• Set task:
Type out the material below exactly.

■ ■ ■ ■ ■

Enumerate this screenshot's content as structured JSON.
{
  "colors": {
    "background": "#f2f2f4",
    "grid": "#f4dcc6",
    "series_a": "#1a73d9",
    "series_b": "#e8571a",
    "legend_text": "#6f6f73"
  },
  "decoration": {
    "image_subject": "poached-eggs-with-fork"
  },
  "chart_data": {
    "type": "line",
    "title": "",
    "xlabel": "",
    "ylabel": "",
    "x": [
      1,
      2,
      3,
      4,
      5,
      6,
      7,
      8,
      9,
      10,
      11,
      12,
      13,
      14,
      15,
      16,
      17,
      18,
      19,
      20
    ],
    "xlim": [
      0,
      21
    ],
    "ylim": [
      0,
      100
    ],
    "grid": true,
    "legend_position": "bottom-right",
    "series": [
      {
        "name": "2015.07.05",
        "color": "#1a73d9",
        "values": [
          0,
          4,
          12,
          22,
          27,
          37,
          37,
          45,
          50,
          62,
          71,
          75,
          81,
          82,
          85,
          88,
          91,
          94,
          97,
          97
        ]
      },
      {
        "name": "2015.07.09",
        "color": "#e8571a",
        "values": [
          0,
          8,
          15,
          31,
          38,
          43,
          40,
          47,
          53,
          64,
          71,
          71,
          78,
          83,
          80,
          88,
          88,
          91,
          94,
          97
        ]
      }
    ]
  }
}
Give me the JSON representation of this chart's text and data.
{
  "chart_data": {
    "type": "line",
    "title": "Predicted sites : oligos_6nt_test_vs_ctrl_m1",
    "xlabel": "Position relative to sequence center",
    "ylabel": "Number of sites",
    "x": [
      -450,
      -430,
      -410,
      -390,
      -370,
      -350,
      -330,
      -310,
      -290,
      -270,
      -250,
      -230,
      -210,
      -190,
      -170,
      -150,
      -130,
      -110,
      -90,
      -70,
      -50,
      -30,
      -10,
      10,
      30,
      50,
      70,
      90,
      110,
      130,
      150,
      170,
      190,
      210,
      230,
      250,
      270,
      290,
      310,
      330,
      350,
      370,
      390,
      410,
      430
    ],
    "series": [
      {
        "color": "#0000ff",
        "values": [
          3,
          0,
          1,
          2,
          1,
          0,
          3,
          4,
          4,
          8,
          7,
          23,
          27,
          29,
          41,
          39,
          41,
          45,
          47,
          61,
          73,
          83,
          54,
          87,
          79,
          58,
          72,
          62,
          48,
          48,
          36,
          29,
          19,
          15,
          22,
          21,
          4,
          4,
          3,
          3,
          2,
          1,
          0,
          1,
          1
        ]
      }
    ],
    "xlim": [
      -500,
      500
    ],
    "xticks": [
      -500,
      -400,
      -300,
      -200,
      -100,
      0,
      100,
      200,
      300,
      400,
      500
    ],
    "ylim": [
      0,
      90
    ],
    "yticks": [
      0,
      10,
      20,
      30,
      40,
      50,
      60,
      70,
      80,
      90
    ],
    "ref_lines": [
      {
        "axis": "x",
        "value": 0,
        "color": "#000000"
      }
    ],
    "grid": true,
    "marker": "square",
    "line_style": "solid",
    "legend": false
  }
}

■ ■ ■ ■ ■

• Correct result:
Enumerate this screenshot's content as structured JSON.
{
  "colors": {
    "background": "#f2f2f4",
    "grid": "#f4dcc6",
    "series_a": "#1a73d9",
    "series_b": "#e8571a",
    "legend_text": "#6f6f73"
  },
  "decoration": {
    "image_subject": "poached-eggs-with-fork"
  },
  "chart_data": {
    "type": "line",
    "title": "",
    "xlabel": "",
    "ylabel": "",
    "x": [
      1,
      2,
      3,
      4,
      5,
      6,
      7,
      8,
      9,
      10,
      11,
      12,
      13,
      14,
      15,
      16,
      17,
      18,
      19,
      20
    ],
    "xlim": [
      0,
      21
    ],
    "ylim": [
      0,
      100
    ],
    "grid": true,
    "legend_position": "bottom-right",
    "series": [
      {
        "name": "2015.07.05",
        "color": "#1a73d9",
        "values": [
          0,
          4,
          12,
          22,
          27,
          37,
          37,
          45,
          50,
          62,
          71,
          75,
          81,
          82,
          85,
          88,
          91,
          94,
          97,
          97
        ]
      },
      {
        "name": "2015.07.09",
        "color": "#e8571a",
        "values": [
          0,
          8,
          15,
          31,
          38,
          43,
          40,
          47,
          53,
          64,
          71,
          71,
          78,
          83,
          80,
          88,
          88,
          91,
          94,
          97
        ]
      }
    ]
  }
}
Give me the JSON representation of this chart's text and data.
{
  "chart_data": {
    "type": "line",
    "title": "Predicted sites : oligos_6nt_test_vs_ctrl_m1",
    "xlabel": "Position relative to sequence center",
    "ylabel": "Number of sites",
    "x": [
      -450,
      -430,
      -410,
      -390,
      -370,
      -350,
      -330,
      -310,
      -290,
      -270,
      -250,
      -230,
      -210,
      -190,
      -170,
      -150,
      -130,
      -110,
      -90,
      -70,
      -50,
      -30,
      -10,
      10,
      30,
      50,
      70,
      90,
      110,
      130,
      150,
      170,
      190,
      210,
      230,
      250,
      270,
      290,
      310,
      330,
      350,
      370,
      390,
      410,
      430
    ],
    "series": [
      {
        "color": "#0000ff",
        "values": [
          3,
          0,
          1,
          2,
          1,
          0,
          3,
          4,
          4,
          8,
          7,
          23,
          27,
          29,
          41,
          39,
          41,
          45,
          47,
          61,
          73,
          83,
          54,
          87,
          79,
          58,
          72,
          62,
          48,
          48,
          36,
          29,
          19,
          15,
          22,
          21,
          4,
          4,
          3,
          3,
          2,
          1,
          0,
          1,
          1
        ]
      }
    ],
    "xlim": [
      -500,
      500
    ],
    "xticks": [
      -500,
      -400,
      -300,
      -200,
      -100,
      0,
      100,
      200,
      300,
      400,
      500
    ],
    "ylim": [
      0,
      90
    ],
    "yticks": [
      0,
      10,
      20,
      30,
      40,
      50,
      60,
      70,
      80,
      90
    ],
    "ref_lines": [
      {
        "axis": "x",
        "value": 0,
        "color": "#000000"
      }
    ],
    "grid": true,
    "marker": "square",
    "line_style": "solid",
    "legend": false
  }
}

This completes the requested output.